> Exercise description: Output every line below without omitting or altering anything.

## START The data

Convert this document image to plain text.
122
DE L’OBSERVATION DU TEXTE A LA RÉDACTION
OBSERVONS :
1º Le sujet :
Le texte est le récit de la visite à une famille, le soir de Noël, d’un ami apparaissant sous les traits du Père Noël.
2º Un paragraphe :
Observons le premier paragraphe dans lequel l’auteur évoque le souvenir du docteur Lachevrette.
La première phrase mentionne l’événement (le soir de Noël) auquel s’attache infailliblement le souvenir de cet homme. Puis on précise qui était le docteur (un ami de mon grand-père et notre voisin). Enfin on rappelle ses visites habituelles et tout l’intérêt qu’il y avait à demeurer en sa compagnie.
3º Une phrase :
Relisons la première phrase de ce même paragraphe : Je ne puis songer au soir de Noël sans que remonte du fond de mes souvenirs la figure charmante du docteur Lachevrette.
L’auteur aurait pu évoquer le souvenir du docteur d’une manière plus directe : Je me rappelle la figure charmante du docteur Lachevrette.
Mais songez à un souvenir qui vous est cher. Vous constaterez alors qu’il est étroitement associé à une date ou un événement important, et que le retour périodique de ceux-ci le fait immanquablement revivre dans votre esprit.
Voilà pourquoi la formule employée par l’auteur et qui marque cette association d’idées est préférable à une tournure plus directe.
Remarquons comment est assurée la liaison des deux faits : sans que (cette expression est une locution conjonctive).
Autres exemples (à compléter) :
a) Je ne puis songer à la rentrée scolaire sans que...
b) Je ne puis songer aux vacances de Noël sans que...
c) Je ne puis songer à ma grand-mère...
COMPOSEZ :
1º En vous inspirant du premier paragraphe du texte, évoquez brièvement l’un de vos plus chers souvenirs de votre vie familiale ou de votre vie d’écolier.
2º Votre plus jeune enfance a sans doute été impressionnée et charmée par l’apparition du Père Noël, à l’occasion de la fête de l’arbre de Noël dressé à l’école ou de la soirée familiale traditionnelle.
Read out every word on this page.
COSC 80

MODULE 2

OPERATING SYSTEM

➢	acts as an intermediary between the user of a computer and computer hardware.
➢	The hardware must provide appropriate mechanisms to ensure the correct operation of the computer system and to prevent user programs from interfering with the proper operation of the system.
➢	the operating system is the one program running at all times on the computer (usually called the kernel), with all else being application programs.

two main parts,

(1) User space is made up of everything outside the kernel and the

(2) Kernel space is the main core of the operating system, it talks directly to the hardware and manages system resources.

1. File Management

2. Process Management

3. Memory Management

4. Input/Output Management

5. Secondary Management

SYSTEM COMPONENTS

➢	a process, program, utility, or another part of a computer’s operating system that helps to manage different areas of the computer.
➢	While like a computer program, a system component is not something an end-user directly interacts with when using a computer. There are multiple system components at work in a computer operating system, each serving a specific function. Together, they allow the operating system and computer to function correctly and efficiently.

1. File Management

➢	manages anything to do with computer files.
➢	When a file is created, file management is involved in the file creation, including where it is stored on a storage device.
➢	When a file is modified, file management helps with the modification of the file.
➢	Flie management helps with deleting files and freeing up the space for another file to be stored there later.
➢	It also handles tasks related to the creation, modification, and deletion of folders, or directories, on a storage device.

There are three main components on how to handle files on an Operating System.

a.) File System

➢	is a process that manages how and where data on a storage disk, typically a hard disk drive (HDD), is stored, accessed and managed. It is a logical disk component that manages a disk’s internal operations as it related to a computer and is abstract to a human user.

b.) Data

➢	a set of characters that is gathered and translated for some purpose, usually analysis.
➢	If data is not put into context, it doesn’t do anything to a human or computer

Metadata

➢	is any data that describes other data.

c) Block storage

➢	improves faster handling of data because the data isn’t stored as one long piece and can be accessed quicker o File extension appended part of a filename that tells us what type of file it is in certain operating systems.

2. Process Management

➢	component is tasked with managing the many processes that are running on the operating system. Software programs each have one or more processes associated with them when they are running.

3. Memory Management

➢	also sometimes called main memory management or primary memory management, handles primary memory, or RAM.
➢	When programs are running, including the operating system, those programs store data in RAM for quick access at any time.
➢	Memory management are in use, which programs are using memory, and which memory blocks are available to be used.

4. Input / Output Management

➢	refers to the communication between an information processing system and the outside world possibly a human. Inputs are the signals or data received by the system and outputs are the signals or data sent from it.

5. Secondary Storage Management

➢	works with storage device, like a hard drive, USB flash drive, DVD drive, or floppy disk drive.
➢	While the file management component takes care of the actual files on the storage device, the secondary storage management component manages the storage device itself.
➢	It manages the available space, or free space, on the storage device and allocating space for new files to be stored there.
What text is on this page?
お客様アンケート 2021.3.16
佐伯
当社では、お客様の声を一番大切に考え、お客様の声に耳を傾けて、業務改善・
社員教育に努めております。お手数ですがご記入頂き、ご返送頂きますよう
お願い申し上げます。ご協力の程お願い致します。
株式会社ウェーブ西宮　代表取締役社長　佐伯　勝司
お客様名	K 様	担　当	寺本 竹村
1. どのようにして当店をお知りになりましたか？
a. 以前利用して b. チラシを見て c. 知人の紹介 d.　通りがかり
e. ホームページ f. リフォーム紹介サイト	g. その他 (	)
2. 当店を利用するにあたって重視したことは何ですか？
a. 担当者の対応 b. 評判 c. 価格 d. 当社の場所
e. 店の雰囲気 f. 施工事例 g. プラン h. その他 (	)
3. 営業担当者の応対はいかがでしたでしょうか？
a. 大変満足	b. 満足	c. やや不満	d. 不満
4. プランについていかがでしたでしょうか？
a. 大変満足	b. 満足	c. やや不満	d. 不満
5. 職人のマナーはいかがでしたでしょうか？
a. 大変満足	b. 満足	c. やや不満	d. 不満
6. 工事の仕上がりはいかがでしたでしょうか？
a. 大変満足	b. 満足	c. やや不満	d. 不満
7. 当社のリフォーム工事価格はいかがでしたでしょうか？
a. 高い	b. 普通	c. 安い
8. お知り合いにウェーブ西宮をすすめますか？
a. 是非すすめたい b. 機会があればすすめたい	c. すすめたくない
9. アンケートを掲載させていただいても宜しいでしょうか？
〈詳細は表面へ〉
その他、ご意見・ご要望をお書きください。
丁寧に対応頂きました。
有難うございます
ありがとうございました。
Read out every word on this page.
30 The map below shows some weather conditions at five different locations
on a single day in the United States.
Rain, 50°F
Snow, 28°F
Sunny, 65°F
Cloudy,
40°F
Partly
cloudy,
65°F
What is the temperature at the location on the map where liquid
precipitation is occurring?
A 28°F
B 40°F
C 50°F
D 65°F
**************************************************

## END The data

> Response to this exercise:
Convert this document image to plain text.
122
DE L’OBSERVATION DU TEXTE A LA RÉDACTION
OBSERVONS :
1º Le sujet :
Le texte est le récit de la visite à une famille, le soir de Noël, d’un ami apparaissant sous les traits du Père Noël.
2º Un paragraphe :
Observons le premier paragraphe dans lequel l’auteur évoque le souvenir du docteur Lachevrette.
La première phrase mentionne l’événement (le soir de Noël) auquel s’attache infailliblement le souvenir de cet homme. Puis on précise qui était le docteur (un ami de mon grand-père et notre voisin). Enfin on rappelle ses visites habituelles et tout l’intérêt qu’il y avait à demeurer en sa compagnie.
3º Une phrase :
Relisons la première phrase de ce même paragraphe : Je ne puis songer au soir de Noël sans que remonte du fond de mes souvenirs la figure charmante du docteur Lachevrette.
L’auteur aurait pu évoquer le souvenir du docteur d’une manière plus directe : Je me rappelle la figure charmante du docteur Lachevrette.
Mais songez à un souvenir qui vous est cher. Vous constaterez alors qu’il est étroitement associé à une date ou un événement important, et que le retour périodique de ceux-ci le fait immanquablement revivre dans votre esprit.
Voilà pourquoi la formule employée par l’auteur et qui marque cette association d’idées est préférable à une tournure plus directe.
Remarquons comment est assurée la liaison des deux faits : sans que (cette expression est une locution conjonctive).
Autres exemples (à compléter) :
a) Je ne puis songer à la rentrée scolaire sans que...
b) Je ne puis songer aux vacances de Noël sans que...
c) Je ne puis songer à ma grand-mère...
COMPOSEZ :
1º En vous inspirant du premier paragraphe du texte, évoquez brièvement l’un de vos plus chers souvenirs de votre vie familiale ou de votre vie d’écolier.
2º Votre plus jeune enfance a sans doute été impressionnée et charmée par l’apparition du Père Noël, à l’occasion de la fête de l’arbre de Noël dressé à l’école ou de la soirée familiale traditionnelle.
Read out every word on this page.
COSC 80

MODULE 2

OPERATING SYSTEM

➢	acts as an intermediary between the user of a computer and computer hardware.
➢	The hardware must provide appropriate mechanisms to ensure the correct operation of the computer system and to prevent user programs from interfering with the proper operation of the system.
➢	the operating system is the one program running at all times on the computer (usually called the kernel), with all else being application programs.

two main parts,

(1) User space is made up of everything outside the kernel and the

(2) Kernel space is the main core of the operating system, it talks directly to the hardware and manages system resources.

1. File Management

2. Process Management

3. Memory Management

4. Input/Output Management

5. Secondary Management

SYSTEM COMPONENTS

➢	a process, program, utility, or another part of a computer’s operating system that helps to manage different areas of the computer.
➢	While like a computer program, a system component is not something an end-user directly interacts with when using a computer. There are multiple system components at work in a computer operating system, each serving a specific function. Together, they allow the operating system and computer to function correctly and efficiently.

1. File Management

➢	manages anything to do with computer files.
➢	When a file is created, file management is involved in the file creation, including where it is stored on a storage device.
➢	When a file is modified, file management helps with the modification of the file.
➢	Flie management helps with deleting files and freeing up the space for another file to be stored there later.
➢	It also handles tasks related to the creation, modification, and deletion of folders, or directories, on a storage device.

There are three main components on how to handle files on an Operating System.

a.) File System

➢	is a process that manages how and where data on a storage disk, typically a hard disk drive (HDD), is stored, accessed and managed. It is a logical disk component that manages a disk’s internal operations as it related to a computer and is abstract to a human user.

b.) Data

➢	a set of characters that is gathered and translated for some purpose, usually analysis.
➢	If data is not put into context, it doesn’t do anything to a human or computer

Metadata

➢	is any data that describes other data.

c) Block storage

➢	improves faster handling of data because the data isn’t stored as one long piece and can be accessed quicker o File extension appended part of a filename that tells us what type of file it is in certain operating systems.

2. Process Management

➢	component is tasked with managing the many processes that are running on the operating system. Software programs each have one or more processes associated with them when they are running.

3. Memory Management

➢	also sometimes called main memory management or primary memory management, handles primary memory, or RAM.
➢	When programs are running, including the operating system, those programs store data in RAM for quick access at any time.
➢	Memory management are in use, which programs are using memory, and which memory blocks are available to be used.

4. Input / Output Management

➢	refers to the communication between an information processing system and the outside world possibly a human. Inputs are the signals or data received by the system and outputs are the signals or data sent from it.

5. Secondary Storage Management

➢	works with storage device, like a hard drive, USB flash drive, DVD drive, or floppy disk drive.
➢	While the file management component takes care of the actual files on the storage device, the secondary storage management component manages the storage device itself.
➢	It manages the available space, or free space, on the storage device and allocating space for new files to be stored there.
What text is on this page?
お客様アンケート 2021.3.16
佐伯
当社では、お客様の声を一番大切に考え、お客様の声に耳を傾けて、業務改善・
社員教育に努めております。お手数ですがご記入頂き、ご返送頂きますよう
お願い申し上げます。ご協力の程お願い致します。
株式会社ウェーブ西宮　代表取締役社長　佐伯　勝司
お客様名	K 様	担　当	寺本 竹村
1. どのようにして当店をお知りになりましたか？
a. 以前利用して b. チラシを見て c. 知人の紹介 d.　通りがかり
e. ホームページ f. リフォーム紹介サイト	g. その他 (	)
2. 当店を利用するにあたって重視したことは何ですか？
a. 担当者の対応 b. 評判 c. 価格 d. 当社の場所
e. 店の雰囲気 f. 施工事例 g. プラン h. その他 (	)
3. 営業担当者の応対はいかがでしたでしょうか？
a. 大変満足	b. 満足	c. やや不満	d. 不満
4. プランについていかがでしたでしょうか？
a. 大変満足	b. 満足	c. やや不満	d. 不満
5. 職人のマナーはいかがでしたでしょうか？
a. 大変満足	b. 満足	c. やや不満	d. 不満
6. 工事の仕上がりはいかがでしたでしょうか？
a. 大変満足	b. 満足	c. やや不満	d. 不満
7. 当社のリフォーム工事価格はいかがでしたでしょうか？
a. 高い	b. 普通	c. 安い
8. お知り合いにウェーブ西宮をすすめますか？
a. 是非すすめたい b. 機会があればすすめたい	c. すすめたくない
9. アンケートを掲載させていただいても宜しいでしょうか？
〈詳細は表面へ〉
その他、ご意見・ご要望をお書きください。
丁寧に対応頂きました。
有難うございます
ありがとうございました。
Read out every word on this page.
30 The map below shows some weather conditions at five different locations
on a single day in the United States.
Rain, 50°F
Snow, 28°F
Sunny, 65°F
Cloudy,
40°F
Partly
cloudy,
65°F
What is the temperature at the location on the map where liquid
precipitation is occurring?
A 28°F
B 40°F
C 50°F
D 65°F
**************************************************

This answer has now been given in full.